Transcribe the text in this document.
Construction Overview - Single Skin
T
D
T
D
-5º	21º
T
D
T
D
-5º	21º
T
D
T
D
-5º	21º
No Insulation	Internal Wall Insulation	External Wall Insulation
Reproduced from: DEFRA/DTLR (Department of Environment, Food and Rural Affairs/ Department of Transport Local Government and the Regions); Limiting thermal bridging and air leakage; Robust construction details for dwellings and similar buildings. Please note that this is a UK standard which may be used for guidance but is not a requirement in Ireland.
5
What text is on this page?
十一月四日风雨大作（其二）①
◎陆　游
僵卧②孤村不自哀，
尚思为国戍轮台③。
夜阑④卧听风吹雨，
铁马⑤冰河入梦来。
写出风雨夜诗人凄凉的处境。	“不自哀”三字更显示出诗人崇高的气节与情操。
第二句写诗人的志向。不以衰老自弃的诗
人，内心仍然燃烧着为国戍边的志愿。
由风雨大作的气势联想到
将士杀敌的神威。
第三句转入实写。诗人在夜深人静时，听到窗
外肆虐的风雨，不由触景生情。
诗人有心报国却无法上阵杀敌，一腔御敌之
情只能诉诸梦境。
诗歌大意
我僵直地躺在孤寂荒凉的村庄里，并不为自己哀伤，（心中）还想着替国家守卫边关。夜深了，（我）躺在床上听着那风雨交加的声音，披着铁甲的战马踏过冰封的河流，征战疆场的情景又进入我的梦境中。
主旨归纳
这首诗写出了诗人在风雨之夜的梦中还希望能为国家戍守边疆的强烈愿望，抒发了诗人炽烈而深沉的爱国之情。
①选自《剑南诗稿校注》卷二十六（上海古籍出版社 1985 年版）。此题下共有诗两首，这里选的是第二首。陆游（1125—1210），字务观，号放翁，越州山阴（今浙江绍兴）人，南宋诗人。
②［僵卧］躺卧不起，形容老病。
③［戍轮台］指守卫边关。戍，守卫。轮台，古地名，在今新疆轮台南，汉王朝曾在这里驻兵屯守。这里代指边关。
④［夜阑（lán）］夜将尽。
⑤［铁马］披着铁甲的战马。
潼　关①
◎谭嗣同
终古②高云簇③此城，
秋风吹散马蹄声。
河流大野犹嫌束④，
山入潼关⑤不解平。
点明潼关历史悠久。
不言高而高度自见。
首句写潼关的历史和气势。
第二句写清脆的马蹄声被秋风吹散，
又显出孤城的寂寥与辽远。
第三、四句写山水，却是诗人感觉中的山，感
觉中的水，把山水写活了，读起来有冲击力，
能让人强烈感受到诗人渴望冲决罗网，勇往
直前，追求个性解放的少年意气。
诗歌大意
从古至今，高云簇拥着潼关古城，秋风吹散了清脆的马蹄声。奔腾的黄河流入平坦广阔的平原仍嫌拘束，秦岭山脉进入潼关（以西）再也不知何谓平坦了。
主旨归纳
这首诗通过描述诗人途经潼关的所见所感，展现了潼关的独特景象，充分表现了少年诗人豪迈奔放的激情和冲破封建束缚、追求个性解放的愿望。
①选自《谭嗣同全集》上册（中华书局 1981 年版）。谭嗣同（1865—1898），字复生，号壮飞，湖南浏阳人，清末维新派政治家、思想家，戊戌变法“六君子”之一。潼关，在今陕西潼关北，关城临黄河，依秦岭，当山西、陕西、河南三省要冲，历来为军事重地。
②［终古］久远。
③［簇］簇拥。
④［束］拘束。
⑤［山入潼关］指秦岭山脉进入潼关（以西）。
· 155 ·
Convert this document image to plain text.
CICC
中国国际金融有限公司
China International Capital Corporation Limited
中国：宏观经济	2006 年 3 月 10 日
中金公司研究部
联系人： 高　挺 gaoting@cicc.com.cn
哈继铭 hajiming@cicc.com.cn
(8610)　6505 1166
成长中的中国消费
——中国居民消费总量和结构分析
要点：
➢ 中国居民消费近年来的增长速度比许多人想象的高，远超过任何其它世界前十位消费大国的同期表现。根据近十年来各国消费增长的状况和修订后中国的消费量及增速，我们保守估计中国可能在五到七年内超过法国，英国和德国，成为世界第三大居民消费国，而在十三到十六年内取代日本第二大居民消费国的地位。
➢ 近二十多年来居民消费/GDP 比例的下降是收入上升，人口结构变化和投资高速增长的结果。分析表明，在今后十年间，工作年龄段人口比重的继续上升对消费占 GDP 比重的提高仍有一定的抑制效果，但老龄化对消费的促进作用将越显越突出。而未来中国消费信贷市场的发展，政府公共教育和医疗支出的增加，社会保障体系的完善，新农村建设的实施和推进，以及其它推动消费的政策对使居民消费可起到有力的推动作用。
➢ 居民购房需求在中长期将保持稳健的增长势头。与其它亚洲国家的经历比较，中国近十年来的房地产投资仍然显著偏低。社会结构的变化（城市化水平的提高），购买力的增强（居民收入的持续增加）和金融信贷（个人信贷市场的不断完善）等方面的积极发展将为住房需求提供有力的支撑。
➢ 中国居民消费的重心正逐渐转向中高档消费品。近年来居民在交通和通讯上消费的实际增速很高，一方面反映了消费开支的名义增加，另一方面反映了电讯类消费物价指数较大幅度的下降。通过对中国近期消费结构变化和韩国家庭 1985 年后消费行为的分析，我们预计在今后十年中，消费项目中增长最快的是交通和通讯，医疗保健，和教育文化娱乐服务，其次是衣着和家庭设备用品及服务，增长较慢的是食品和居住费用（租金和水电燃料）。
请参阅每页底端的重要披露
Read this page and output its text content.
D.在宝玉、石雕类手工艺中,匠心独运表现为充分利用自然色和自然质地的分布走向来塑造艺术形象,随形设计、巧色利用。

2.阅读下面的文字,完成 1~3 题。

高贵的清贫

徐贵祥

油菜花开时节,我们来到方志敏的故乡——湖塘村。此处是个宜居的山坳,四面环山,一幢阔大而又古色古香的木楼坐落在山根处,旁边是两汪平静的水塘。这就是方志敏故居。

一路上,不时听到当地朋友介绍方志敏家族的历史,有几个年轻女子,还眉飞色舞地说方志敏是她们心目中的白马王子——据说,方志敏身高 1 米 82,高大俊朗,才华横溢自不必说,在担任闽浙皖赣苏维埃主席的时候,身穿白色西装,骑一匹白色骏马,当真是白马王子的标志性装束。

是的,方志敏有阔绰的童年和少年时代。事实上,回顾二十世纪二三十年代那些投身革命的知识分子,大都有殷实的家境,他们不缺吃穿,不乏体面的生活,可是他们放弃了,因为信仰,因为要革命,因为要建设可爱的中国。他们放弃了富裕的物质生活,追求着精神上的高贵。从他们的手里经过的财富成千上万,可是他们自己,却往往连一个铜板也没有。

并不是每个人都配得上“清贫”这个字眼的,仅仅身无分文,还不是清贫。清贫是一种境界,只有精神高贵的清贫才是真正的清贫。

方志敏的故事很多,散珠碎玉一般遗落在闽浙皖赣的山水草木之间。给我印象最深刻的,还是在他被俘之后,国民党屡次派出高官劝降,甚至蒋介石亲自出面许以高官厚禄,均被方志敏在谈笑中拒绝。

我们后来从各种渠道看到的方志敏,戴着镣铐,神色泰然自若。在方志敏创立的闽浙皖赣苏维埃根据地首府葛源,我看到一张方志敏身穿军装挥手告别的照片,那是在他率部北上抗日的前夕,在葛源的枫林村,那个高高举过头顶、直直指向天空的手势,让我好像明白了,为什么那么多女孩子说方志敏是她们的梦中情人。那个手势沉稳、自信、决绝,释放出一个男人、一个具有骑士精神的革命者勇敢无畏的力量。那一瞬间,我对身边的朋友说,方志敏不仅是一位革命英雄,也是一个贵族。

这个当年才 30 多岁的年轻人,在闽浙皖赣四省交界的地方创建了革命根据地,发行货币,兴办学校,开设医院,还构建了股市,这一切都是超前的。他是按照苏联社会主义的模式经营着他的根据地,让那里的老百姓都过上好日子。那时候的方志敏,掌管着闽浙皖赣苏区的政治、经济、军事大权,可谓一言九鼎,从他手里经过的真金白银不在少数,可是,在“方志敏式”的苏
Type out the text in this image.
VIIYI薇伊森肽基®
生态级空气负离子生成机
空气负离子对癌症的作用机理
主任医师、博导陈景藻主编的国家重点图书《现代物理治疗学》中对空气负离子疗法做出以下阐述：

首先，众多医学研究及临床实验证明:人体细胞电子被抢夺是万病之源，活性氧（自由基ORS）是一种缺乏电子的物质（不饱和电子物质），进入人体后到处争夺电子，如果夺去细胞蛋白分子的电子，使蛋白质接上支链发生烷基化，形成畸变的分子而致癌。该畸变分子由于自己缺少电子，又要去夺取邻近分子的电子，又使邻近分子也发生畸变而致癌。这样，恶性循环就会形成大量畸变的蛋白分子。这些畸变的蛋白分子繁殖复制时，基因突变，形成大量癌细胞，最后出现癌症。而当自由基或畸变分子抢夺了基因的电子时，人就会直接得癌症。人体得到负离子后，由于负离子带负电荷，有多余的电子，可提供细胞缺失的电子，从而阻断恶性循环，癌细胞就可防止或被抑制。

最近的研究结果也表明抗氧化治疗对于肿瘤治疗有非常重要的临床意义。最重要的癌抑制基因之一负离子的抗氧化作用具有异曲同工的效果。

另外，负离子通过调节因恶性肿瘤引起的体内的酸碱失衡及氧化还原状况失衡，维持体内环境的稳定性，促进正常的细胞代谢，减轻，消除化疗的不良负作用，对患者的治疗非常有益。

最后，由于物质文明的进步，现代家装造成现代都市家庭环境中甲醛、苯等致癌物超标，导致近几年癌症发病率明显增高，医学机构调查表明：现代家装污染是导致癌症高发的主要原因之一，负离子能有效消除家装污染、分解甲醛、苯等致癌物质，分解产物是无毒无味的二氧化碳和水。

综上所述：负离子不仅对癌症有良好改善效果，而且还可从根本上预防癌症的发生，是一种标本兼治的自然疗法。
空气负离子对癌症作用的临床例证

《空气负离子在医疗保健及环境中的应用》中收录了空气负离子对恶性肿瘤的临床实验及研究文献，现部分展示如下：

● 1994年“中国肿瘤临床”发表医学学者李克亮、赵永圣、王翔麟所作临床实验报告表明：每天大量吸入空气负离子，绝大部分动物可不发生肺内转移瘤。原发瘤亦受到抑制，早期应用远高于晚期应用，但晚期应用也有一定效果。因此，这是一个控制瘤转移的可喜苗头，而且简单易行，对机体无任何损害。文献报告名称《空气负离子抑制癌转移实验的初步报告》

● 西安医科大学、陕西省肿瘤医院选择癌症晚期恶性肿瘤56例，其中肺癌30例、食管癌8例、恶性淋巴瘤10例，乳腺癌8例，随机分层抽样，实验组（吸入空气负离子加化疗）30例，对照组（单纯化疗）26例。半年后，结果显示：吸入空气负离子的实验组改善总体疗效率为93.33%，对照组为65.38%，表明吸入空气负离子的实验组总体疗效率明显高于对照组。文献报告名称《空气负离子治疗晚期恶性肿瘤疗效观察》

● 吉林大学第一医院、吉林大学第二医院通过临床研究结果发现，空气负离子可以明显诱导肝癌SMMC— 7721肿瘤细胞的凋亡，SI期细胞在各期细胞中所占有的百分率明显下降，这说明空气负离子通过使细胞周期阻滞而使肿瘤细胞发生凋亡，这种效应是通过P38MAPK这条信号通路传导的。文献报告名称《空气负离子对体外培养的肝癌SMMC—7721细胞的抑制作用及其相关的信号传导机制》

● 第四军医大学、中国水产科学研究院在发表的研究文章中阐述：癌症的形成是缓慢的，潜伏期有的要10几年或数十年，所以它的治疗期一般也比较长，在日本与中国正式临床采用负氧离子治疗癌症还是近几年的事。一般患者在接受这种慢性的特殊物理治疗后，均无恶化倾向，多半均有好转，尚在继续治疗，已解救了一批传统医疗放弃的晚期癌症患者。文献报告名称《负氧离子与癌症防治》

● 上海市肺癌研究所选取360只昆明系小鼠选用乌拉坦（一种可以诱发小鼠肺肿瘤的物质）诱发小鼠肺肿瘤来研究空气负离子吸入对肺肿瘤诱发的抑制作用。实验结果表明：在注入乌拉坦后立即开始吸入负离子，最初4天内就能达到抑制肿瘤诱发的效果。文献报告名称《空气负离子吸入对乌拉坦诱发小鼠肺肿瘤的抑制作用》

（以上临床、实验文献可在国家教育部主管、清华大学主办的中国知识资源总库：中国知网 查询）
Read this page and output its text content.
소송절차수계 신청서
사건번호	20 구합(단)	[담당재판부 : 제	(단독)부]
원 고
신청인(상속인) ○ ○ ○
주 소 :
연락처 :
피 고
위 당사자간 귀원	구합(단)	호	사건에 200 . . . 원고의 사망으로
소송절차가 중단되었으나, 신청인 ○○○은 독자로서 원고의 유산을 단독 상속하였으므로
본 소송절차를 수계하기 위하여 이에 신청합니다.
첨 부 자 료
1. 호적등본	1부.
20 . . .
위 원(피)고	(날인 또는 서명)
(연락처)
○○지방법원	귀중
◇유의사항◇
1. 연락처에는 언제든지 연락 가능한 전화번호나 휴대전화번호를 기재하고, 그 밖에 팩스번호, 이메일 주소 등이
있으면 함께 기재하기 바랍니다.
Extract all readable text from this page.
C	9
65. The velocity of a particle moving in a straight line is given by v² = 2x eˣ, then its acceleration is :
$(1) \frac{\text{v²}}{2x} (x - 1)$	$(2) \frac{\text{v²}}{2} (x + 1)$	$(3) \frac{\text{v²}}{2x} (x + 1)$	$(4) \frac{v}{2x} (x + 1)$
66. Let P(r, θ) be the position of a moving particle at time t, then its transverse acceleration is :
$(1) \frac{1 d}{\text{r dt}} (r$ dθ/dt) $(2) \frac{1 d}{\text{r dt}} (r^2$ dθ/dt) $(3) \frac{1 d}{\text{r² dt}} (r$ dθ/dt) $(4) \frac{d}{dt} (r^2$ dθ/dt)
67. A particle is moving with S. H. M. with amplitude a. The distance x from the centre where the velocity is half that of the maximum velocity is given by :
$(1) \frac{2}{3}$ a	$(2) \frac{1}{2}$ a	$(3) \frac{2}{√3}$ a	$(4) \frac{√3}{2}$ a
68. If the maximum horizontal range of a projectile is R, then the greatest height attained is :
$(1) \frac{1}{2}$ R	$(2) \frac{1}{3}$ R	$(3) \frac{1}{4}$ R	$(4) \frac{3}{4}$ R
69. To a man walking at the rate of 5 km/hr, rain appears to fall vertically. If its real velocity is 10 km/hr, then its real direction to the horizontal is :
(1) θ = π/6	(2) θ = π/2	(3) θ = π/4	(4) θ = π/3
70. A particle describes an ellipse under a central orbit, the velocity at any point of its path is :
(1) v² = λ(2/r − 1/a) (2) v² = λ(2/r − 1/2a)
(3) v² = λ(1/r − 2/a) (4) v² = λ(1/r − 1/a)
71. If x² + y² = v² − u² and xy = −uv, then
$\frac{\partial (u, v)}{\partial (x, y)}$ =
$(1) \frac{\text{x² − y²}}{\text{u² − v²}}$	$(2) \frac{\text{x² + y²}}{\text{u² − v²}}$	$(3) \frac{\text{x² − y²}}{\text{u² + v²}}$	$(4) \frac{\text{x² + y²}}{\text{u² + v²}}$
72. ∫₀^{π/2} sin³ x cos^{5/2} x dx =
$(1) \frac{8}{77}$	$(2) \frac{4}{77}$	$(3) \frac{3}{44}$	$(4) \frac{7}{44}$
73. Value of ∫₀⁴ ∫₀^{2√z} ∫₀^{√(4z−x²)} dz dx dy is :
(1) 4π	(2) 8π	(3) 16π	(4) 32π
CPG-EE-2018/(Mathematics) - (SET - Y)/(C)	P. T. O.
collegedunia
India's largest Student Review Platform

Task statement
List the lines of the entries that include "acceleration".

The reply
65. The velocity of a particle moving in a straight line is given by v² = 2x eˣ, then its acceleration is :
66. Let P(r, θ) be the position of a moving particle at time t, then its transverse acceleration is :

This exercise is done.